[Data entries]

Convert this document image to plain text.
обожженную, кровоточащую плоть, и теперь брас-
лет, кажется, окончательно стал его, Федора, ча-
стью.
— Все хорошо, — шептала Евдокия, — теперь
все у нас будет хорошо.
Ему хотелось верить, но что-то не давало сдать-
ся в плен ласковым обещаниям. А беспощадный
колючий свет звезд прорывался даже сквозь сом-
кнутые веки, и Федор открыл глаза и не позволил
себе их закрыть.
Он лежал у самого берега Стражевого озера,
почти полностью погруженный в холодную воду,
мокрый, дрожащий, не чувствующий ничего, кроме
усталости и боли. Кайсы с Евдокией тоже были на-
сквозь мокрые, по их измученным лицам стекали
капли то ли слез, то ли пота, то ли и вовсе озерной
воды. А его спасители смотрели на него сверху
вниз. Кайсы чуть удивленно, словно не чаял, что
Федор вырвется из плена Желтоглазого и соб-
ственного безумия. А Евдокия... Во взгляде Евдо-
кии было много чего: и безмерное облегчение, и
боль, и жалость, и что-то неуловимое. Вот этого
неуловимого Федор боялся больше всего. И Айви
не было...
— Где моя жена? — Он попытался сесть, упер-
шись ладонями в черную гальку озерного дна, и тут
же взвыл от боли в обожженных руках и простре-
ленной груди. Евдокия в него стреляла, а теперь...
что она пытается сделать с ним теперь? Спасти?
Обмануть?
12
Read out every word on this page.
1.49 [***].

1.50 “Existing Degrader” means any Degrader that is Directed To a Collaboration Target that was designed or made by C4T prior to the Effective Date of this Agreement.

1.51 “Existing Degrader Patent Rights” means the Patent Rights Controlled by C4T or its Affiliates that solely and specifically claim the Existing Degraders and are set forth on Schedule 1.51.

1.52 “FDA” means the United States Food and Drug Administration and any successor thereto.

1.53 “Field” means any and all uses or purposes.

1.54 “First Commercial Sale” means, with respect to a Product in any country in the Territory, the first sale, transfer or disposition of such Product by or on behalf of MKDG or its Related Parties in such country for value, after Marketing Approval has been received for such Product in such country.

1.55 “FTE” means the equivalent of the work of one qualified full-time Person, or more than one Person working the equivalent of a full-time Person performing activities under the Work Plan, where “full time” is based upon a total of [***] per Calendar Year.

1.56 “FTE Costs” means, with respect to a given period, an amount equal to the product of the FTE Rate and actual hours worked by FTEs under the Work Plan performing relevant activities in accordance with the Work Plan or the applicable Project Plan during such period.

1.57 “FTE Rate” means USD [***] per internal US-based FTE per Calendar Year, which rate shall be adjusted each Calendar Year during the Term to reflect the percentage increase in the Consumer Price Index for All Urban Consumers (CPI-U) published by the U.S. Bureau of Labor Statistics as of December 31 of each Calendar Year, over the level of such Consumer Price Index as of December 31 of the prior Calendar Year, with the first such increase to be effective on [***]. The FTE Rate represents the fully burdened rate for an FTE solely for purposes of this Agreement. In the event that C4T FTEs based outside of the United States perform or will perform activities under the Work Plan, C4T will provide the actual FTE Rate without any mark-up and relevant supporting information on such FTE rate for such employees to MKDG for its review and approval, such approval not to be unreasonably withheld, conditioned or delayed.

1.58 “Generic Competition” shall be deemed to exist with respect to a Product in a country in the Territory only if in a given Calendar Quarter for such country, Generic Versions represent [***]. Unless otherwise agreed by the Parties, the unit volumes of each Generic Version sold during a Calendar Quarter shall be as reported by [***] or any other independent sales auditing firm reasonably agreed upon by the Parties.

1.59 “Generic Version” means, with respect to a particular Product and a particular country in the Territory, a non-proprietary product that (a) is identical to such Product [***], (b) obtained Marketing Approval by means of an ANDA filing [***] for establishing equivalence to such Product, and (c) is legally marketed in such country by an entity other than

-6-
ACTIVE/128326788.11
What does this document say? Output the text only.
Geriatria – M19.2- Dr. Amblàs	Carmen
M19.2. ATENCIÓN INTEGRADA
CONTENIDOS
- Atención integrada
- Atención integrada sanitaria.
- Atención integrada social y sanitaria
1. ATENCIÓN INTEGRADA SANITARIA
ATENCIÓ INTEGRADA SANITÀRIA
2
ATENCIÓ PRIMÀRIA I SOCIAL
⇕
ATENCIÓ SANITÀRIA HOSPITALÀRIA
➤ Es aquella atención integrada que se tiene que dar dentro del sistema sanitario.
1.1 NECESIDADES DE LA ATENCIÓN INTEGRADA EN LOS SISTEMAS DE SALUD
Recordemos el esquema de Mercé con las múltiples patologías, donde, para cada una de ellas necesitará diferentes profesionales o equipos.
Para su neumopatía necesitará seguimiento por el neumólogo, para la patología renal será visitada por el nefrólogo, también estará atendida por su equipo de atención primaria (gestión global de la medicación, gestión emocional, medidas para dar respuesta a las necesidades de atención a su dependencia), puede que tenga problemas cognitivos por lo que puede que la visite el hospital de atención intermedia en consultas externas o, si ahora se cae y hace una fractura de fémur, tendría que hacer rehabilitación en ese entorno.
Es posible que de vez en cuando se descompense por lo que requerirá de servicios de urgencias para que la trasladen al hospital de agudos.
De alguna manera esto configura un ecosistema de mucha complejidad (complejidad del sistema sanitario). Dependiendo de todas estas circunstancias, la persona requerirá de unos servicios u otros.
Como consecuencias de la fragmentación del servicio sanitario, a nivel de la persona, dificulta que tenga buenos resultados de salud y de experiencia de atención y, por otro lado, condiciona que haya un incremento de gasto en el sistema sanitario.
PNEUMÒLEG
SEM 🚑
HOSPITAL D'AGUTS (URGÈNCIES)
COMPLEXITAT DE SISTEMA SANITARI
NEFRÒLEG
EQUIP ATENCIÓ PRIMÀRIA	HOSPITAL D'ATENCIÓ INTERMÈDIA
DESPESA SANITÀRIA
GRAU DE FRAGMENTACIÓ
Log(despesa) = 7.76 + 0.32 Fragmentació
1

## TASK STATEMENT
Give the records above again, word for word.

## THE OUTPUT
Convert this document image to plain text.
обожженную, кровоточащую плоть, и теперь брас-
лет, кажется, окончательно стал его, Федора, ча-
стью.
— Все хорошо, — шептала Евдокия, — теперь
все у нас будет хорошо.
Ему хотелось верить, но что-то не давало сдать-
ся в плен ласковым обещаниям. А беспощадный
колючий свет звезд прорывался даже сквозь сом-
кнутые веки, и Федор открыл глаза и не позволил
себе их закрыть.
Он лежал у самого берега Стражевого озера,
почти полностью погруженный в холодную воду,
мокрый, дрожащий, не чувствующий ничего, кроме
усталости и боли. Кайсы с Евдокией тоже были на-
сквозь мокрые, по их измученным лицам стекали
капли то ли слез, то ли пота, то ли и вовсе озерной
воды. А его спасители смотрели на него сверху
вниз. Кайсы чуть удивленно, словно не чаял, что
Федор вырвется из плена Желтоглазого и соб-
ственного безумия. А Евдокия... Во взгляде Евдо-
кии было много чего: и безмерное облегчение, и
боль, и жалость, и что-то неуловимое. Вот этого
неуловимого Федор боялся больше всего. И Айви
не было...
— Где моя жена? — Он попытался сесть, упер-
шись ладонями в черную гальку озерного дна, и тут
же взвыл от боли в обожженных руках и простре-
ленной груди. Евдокия в него стреляла, а теперь...
что она пытается сделать с ним теперь? Спасти?
Обмануть?
12
Read out every word on this page.
1.49 [***].

1.50 “Existing Degrader” means any Degrader that is Directed To a Collaboration Target that was designed or made by C4T prior to the Effective Date of this Agreement.

1.51 “Existing Degrader Patent Rights” means the Patent Rights Controlled by C4T or its Affiliates that solely and specifically claim the Existing Degraders and are set forth on Schedule 1.51.

1.52 “FDA” means the United States Food and Drug Administration and any successor thereto.

1.53 “Field” means any and all uses or purposes.

1.54 “First Commercial Sale” means, with respect to a Product in any country in the Territory, the first sale, transfer or disposition of such Product by or on behalf of MKDG or its Related Parties in such country for value, after Marketing Approval has been received for such Product in such country.

1.55 “FTE” means the equivalent of the work of one qualified full-time Person, or more than one Person working the equivalent of a full-time Person performing activities under the Work Plan, where “full time” is based upon a total of [***] per Calendar Year.

1.56 “FTE Costs” means, with respect to a given period, an amount equal to the product of the FTE Rate and actual hours worked by FTEs under the Work Plan performing relevant activities in accordance with the Work Plan or the applicable Project Plan during such period.

1.57 “FTE Rate” means USD [***] per internal US-based FTE per Calendar Year, which rate shall be adjusted each Calendar Year during the Term to reflect the percentage increase in the Consumer Price Index for All Urban Consumers (CPI-U) published by the U.S. Bureau of Labor Statistics as of December 31 of each Calendar Year, over the level of such Consumer Price Index as of December 31 of the prior Calendar Year, with the first such increase to be effective on [***]. The FTE Rate represents the fully burdened rate for an FTE solely for purposes of this Agreement. In the event that C4T FTEs based outside of the United States perform or will perform activities under the Work Plan, C4T will provide the actual FTE Rate without any mark-up and relevant supporting information on such FTE rate for such employees to MKDG for its review and approval, such approval not to be unreasonably withheld, conditioned or delayed.

1.58 “Generic Competition” shall be deemed to exist with respect to a Product in a country in the Territory only if in a given Calendar Quarter for such country, Generic Versions represent [***]. Unless otherwise agreed by the Parties, the unit volumes of each Generic Version sold during a Calendar Quarter shall be as reported by [***] or any other independent sales auditing firm reasonably agreed upon by the Parties.

1.59 “Generic Version” means, with respect to a particular Product and a particular country in the Territory, a non-proprietary product that (a) is identical to such Product [***], (b) obtained Marketing Approval by means of an ANDA filing [***] for establishing equivalence to such Product, and (c) is legally marketed in such country by an entity other than

-6-
ACTIVE/128326788.11
What does this document say? Output the text only.
Geriatria – M19.2- Dr. Amblàs	Carmen
M19.2. ATENCIÓN INTEGRADA
CONTENIDOS
- Atención integrada
- Atención integrada sanitaria.
- Atención integrada social y sanitaria
1. ATENCIÓN INTEGRADA SANITARIA
ATENCIÓ INTEGRADA SANITÀRIA
2
ATENCIÓ PRIMÀRIA I SOCIAL
⇕
ATENCIÓ SANITÀRIA HOSPITALÀRIA
➤ Es aquella atención integrada que se tiene que dar dentro del sistema sanitario.
1.1 NECESIDADES DE LA ATENCIÓN INTEGRADA EN LOS SISTEMAS DE SALUD
Recordemos el esquema de Mercé con las múltiples patologías, donde, para cada una de ellas necesitará diferentes profesionales o equipos.
Para su neumopatía necesitará seguimiento por el neumólogo, para la patología renal será visitada por el nefrólogo, también estará atendida por su equipo de atención primaria (gestión global de la medicación, gestión emocional, medidas para dar respuesta a las necesidades de atención a su dependencia), puede que tenga problemas cognitivos por lo que puede que la visite el hospital de atención intermedia en consultas externas o, si ahora se cae y hace una fractura de fémur, tendría que hacer rehabilitación en ese entorno.
Es posible que de vez en cuando se descompense por lo que requerirá de servicios de urgencias para que la trasladen al hospital de agudos.
De alguna manera esto configura un ecosistema de mucha complejidad (complejidad del sistema sanitario). Dependiendo de todas estas circunstancias, la persona requerirá de unos servicios u otros.
Como consecuencias de la fragmentación del servicio sanitario, a nivel de la persona, dificulta que tenga buenos resultados de salud y de experiencia de atención y, por otro lado, condiciona que haya un incremento de gasto en el sistema sanitario.
PNEUMÒLEG
SEM 🚑
HOSPITAL D'AGUTS (URGÈNCIES)
COMPLEXITAT DE SISTEMA SANITARI
NEFRÒLEG
EQUIP ATENCIÓ PRIMÀRIA	HOSPITAL D'ATENCIÓ INTERMÈDIA
DESPESA SANITÀRIA
GRAU DE FRAGMENTACIÓ
Log(despesa) = 7.76 + 0.32 Fragmentació
1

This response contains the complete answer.